**Task to complete**
Each entry below is to be given again word for word, with no pictures.

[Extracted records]
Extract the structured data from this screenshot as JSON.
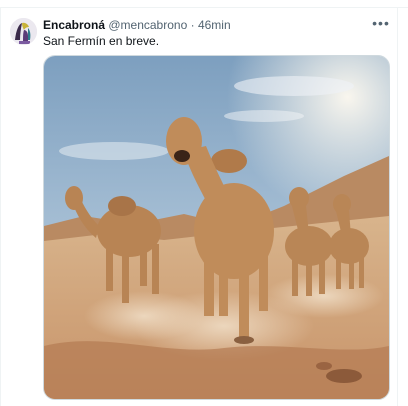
{
  "tweet": {
    "display_name": "Encabroná",
    "handle": "@mencabrono",
    "separator": "·",
    "time": "46min",
    "text": "San Fermín en breve.",
    "more_icon": "more-horizontal-icon",
    "media_description": "camels-running-desert-image"
  },
  "colors": {
    "text_primary": "#0f1419",
    "text_secondary": "#536471",
    "border": "#cfd9de"
  }
}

**Answer for this exercise**
Extract the structured data from this screenshot as JSON.
{
  "tweet": {
    "display_name": "Encabroná",
    "handle": "@mencabrono",
    "separator": "·",
    "time": "46min",
    "text": "San Fermín en breve.",
    "more_icon": "more-horizontal-icon",
    "media_description": "camels-running-desert-image"
  },
  "colors": {
    "text_primary": "#0f1419",
    "text_secondary": "#536471",
    "border": "#cfd9de"
  }
}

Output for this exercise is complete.